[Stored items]
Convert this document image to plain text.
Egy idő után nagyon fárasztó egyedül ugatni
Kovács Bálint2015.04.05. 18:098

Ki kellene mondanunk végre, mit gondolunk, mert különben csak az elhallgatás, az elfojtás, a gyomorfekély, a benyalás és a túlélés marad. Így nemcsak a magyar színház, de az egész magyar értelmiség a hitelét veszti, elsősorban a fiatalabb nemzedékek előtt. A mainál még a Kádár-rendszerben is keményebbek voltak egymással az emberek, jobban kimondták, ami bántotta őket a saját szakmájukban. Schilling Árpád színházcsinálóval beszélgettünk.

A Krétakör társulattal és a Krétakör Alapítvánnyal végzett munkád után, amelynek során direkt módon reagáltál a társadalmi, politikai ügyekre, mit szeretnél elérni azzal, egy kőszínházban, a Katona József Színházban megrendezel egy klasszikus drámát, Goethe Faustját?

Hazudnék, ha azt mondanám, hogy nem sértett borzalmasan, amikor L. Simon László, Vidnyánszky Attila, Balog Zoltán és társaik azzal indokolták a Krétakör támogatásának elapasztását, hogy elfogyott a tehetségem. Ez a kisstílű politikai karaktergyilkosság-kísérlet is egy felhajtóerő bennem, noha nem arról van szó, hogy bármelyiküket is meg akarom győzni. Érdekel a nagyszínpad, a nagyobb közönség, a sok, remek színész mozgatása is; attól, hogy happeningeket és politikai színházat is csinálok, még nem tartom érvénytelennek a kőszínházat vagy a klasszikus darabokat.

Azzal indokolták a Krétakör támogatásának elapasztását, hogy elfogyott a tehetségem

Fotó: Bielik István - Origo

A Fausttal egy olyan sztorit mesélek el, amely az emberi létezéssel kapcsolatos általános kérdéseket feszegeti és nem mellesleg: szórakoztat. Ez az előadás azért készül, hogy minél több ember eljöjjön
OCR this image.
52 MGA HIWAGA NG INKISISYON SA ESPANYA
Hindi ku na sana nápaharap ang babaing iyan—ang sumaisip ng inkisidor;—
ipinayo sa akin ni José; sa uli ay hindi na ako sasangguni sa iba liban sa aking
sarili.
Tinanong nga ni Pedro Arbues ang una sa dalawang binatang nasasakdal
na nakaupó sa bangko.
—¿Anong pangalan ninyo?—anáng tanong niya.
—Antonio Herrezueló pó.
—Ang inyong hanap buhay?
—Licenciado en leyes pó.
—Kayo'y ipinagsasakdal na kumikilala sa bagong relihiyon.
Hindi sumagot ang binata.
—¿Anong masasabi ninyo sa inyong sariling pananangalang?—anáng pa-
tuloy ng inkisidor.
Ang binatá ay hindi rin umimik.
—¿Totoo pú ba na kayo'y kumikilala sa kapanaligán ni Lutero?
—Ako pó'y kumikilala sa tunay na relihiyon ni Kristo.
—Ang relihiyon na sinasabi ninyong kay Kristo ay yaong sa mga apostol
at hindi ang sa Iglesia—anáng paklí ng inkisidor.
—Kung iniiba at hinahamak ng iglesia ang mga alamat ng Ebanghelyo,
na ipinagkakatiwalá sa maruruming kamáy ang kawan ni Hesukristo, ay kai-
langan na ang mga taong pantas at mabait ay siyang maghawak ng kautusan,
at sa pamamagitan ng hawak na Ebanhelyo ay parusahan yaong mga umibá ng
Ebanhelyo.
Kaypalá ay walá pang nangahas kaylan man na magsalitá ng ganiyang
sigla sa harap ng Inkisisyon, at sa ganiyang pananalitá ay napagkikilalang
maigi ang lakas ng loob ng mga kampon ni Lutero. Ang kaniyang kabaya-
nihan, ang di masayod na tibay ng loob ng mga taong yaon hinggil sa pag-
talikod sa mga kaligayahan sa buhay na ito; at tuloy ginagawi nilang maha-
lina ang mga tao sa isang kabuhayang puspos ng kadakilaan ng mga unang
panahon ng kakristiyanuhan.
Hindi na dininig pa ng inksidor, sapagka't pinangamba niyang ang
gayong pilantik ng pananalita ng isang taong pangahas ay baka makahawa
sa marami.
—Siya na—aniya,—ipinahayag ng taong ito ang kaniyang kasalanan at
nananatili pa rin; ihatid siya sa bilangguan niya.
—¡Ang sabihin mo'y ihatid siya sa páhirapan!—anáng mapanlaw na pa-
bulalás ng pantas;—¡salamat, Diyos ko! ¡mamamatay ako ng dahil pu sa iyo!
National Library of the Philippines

> PROBLEM STATEMENT
Every line above needs to be retyped exactly.

> EXERCISE ANSWER
Convert this document image to plain text.
Egy idő után nagyon fárasztó egyedül ugatni
Kovács Bálint2015.04.05. 18:098

Ki kellene mondanunk végre, mit gondolunk, mert különben csak az elhallgatás, az elfojtás, a gyomorfekély, a benyalás és a túlélés marad. Így nemcsak a magyar színház, de az egész magyar értelmiség a hitelét veszti, elsősorban a fiatalabb nemzedékek előtt. A mainál még a Kádár-rendszerben is keményebbek voltak egymással az emberek, jobban kimondták, ami bántotta őket a saját szakmájukban. Schilling Árpád színházcsinálóval beszélgettünk.

A Krétakör társulattal és a Krétakör Alapítvánnyal végzett munkád után, amelynek során direkt módon reagáltál a társadalmi, politikai ügyekre, mit szeretnél elérni azzal, egy kőszínházban, a Katona József Színházban megrendezel egy klasszikus drámát, Goethe Faustját?

Hazudnék, ha azt mondanám, hogy nem sértett borzalmasan, amikor L. Simon László, Vidnyánszky Attila, Balog Zoltán és társaik azzal indokolták a Krétakör támogatásának elapasztását, hogy elfogyott a tehetségem. Ez a kisstílű politikai karaktergyilkosság-kísérlet is egy felhajtóerő bennem, noha nem arról van szó, hogy bármelyiküket is meg akarom győzni. Érdekel a nagyszínpad, a nagyobb közönség, a sok, remek színész mozgatása is; attól, hogy happeningeket és politikai színházat is csinálok, még nem tartom érvénytelennek a kőszínházat vagy a klasszikus darabokat.

Azzal indokolták a Krétakör támogatásának elapasztását, hogy elfogyott a tehetségem

Fotó: Bielik István - Origo

A Fausttal egy olyan sztorit mesélek el, amely az emberi létezéssel kapcsolatos általános kérdéseket feszegeti és nem mellesleg: szórakoztat. Ez az előadás azért készül, hogy minél több ember eljöjjön
OCR this image.
52 MGA HIWAGA NG INKISISYON SA ESPANYA
Hindi ku na sana nápaharap ang babaing iyan—ang sumaisip ng inkisidor;—
ipinayo sa akin ni José; sa uli ay hindi na ako sasangguni sa iba liban sa aking
sarili.
Tinanong nga ni Pedro Arbues ang una sa dalawang binatang nasasakdal
na nakaupó sa bangko.
—¿Anong pangalan ninyo?—anáng tanong niya.
—Antonio Herrezueló pó.
—Ang inyong hanap buhay?
—Licenciado en leyes pó.
—Kayo'y ipinagsasakdal na kumikilala sa bagong relihiyon.
Hindi sumagot ang binata.
—¿Anong masasabi ninyo sa inyong sariling pananangalang?—anáng pa-
tuloy ng inkisidor.
Ang binatá ay hindi rin umimik.
—¿Totoo pú ba na kayo'y kumikilala sa kapanaligán ni Lutero?
—Ako pó'y kumikilala sa tunay na relihiyon ni Kristo.
—Ang relihiyon na sinasabi ninyong kay Kristo ay yaong sa mga apostol
at hindi ang sa Iglesia—anáng paklí ng inkisidor.
—Kung iniiba at hinahamak ng iglesia ang mga alamat ng Ebanghelyo,
na ipinagkakatiwalá sa maruruming kamáy ang kawan ni Hesukristo, ay kai-
langan na ang mga taong pantas at mabait ay siyang maghawak ng kautusan,
at sa pamamagitan ng hawak na Ebanhelyo ay parusahan yaong mga umibá ng
Ebanhelyo.
Kaypalá ay walá pang nangahas kaylan man na magsalitá ng ganiyang
sigla sa harap ng Inkisisyon, at sa ganiyang pananalitá ay napagkikilalang
maigi ang lakas ng loob ng mga kampon ni Lutero. Ang kaniyang kabaya-
nihan, ang di masayod na tibay ng loob ng mga taong yaon hinggil sa pag-
talikod sa mga kaligayahan sa buhay na ito; at tuloy ginagawi nilang maha-
lina ang mga tao sa isang kabuhayang puspos ng kadakilaan ng mga unang
panahon ng kakristiyanuhan.
Hindi na dininig pa ng inksidor, sapagka't pinangamba niyang ang
gayong pilantik ng pananalita ng isang taong pangahas ay baka makahawa
sa marami.
—Siya na—aniya,—ipinahayag ng taong ito ang kaniyang kasalanan at
nananatili pa rin; ihatid siya sa bilangguan niya.
—¡Ang sabihin mo'y ihatid siya sa páhirapan!—anáng mapanlaw na pa-
bulalás ng pantas;—¡salamat, Diyos ko! ¡mamamatay ako ng dahil pu sa iyo!
National Library of the Philippines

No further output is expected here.